Render every entry exactly as it appears.

+++ Task material +++

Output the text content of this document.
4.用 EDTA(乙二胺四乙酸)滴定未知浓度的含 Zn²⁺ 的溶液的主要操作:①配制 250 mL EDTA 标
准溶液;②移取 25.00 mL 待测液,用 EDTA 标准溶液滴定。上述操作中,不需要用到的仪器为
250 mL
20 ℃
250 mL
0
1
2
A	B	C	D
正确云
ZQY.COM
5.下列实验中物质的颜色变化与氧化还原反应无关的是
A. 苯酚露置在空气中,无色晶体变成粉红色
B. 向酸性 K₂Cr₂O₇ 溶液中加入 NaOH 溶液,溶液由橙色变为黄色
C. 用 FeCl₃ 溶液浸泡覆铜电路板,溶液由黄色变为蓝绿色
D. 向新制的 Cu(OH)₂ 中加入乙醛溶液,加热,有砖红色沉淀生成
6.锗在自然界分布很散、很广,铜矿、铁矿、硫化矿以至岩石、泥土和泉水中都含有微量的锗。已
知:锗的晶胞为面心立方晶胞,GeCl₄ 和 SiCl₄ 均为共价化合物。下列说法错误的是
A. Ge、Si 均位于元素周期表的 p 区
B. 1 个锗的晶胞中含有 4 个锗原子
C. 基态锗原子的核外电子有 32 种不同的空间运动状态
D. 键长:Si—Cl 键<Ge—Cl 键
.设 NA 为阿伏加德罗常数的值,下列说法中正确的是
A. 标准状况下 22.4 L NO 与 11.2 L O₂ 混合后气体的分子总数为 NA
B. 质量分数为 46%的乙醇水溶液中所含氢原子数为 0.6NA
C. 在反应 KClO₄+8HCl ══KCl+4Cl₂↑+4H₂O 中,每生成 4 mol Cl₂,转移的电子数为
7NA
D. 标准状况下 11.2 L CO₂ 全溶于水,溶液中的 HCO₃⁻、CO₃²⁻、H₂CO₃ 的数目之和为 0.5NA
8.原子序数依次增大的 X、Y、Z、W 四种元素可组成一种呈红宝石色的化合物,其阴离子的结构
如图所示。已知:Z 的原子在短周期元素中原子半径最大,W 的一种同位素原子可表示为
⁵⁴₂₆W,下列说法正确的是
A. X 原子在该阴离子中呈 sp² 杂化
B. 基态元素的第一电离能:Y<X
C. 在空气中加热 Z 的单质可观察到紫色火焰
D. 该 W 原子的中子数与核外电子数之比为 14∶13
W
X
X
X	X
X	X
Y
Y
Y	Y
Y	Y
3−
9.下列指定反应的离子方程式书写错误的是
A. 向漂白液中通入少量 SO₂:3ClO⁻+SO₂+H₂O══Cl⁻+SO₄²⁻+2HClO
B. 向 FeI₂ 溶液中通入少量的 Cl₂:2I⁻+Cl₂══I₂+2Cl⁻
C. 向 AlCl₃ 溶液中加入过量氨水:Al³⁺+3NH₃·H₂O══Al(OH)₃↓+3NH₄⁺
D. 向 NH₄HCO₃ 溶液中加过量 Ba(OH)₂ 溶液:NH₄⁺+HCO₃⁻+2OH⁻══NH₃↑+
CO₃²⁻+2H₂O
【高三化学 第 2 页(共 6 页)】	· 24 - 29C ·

+++

◆ **Output of the exercise**:
Output the text content of this document.
4.用 EDTA(乙二胺四乙酸)滴定未知浓度的含 Zn²⁺ 的溶液的主要操作:①配制 250 mL EDTA 标
准溶液;②移取 25.00 mL 待测液,用 EDTA 标准溶液滴定。上述操作中,不需要用到的仪器为
250 mL
20 ℃
250 mL
0
1
2
A	B	C	D
正确云
ZQY.COM
5.下列实验中物质的颜色变化与氧化还原反应无关的是
A. 苯酚露置在空气中,无色晶体变成粉红色
B. 向酸性 K₂Cr₂O₇ 溶液中加入 NaOH 溶液,溶液由橙色变为黄色
C. 用 FeCl₃ 溶液浸泡覆铜电路板,溶液由黄色变为蓝绿色
D. 向新制的 Cu(OH)₂ 中加入乙醛溶液,加热,有砖红色沉淀生成
6.锗在自然界分布很散、很广,铜矿、铁矿、硫化矿以至岩石、泥土和泉水中都含有微量的锗。已
知:锗的晶胞为面心立方晶胞,GeCl₄ 和 SiCl₄ 均为共价化合物。下列说法错误的是
A. Ge、Si 均位于元素周期表的 p 区
B. 1 个锗的晶胞中含有 4 个锗原子
C. 基态锗原子的核外电子有 32 种不同的空间运动状态
D. 键长:Si—Cl 键<Ge—Cl 键
.设 NA 为阿伏加德罗常数的值,下列说法中正确的是
A. 标准状况下 22.4 L NO 与 11.2 L O₂ 混合后气体的分子总数为 NA
B. 质量分数为 46%的乙醇水溶液中所含氢原子数为 0.6NA
C. 在反应 KClO₄+8HCl ══KCl+4Cl₂↑+4H₂O 中,每生成 4 mol Cl₂,转移的电子数为
7NA
D. 标准状况下 11.2 L CO₂ 全溶于水,溶液中的 HCO₃⁻、CO₃²⁻、H₂CO₃ 的数目之和为 0.5NA
8.原子序数依次增大的 X、Y、Z、W 四种元素可组成一种呈红宝石色的化合物,其阴离子的结构
如图所示。已知:Z 的原子在短周期元素中原子半径最大,W 的一种同位素原子可表示为
⁵⁴₂₆W,下列说法正确的是
A. X 原子在该阴离子中呈 sp² 杂化
B. 基态元素的第一电离能:Y<X
C. 在空气中加热 Z 的单质可观察到紫色火焰
D. 该 W 原子的中子数与核外电子数之比为 14∶13
W
X
X
X	X
X	X
Y
Y
Y	Y
Y	Y
3−
9.下列指定反应的离子方程式书写错误的是
A. 向漂白液中通入少量 SO₂:3ClO⁻+SO₂+H₂O══Cl⁻+SO₄²⁻+2HClO
B. 向 FeI₂ 溶液中通入少量的 Cl₂:2I⁻+Cl₂══I₂+2Cl⁻
C. 向 AlCl₃ 溶液中加入过量氨水:Al³⁺+3NH₃·H₂O══Al(OH)₃↓+3NH₄⁺
D. 向 NH₄HCO₃ 溶液中加过量 Ba(OH)₂ 溶液:NH₄⁺+HCO₃⁻+2OH⁻══NH₃↑+
CO₃²⁻+2H₂O
【高三化学 第 2 页(共 6 页)】	· 24 - 29C ·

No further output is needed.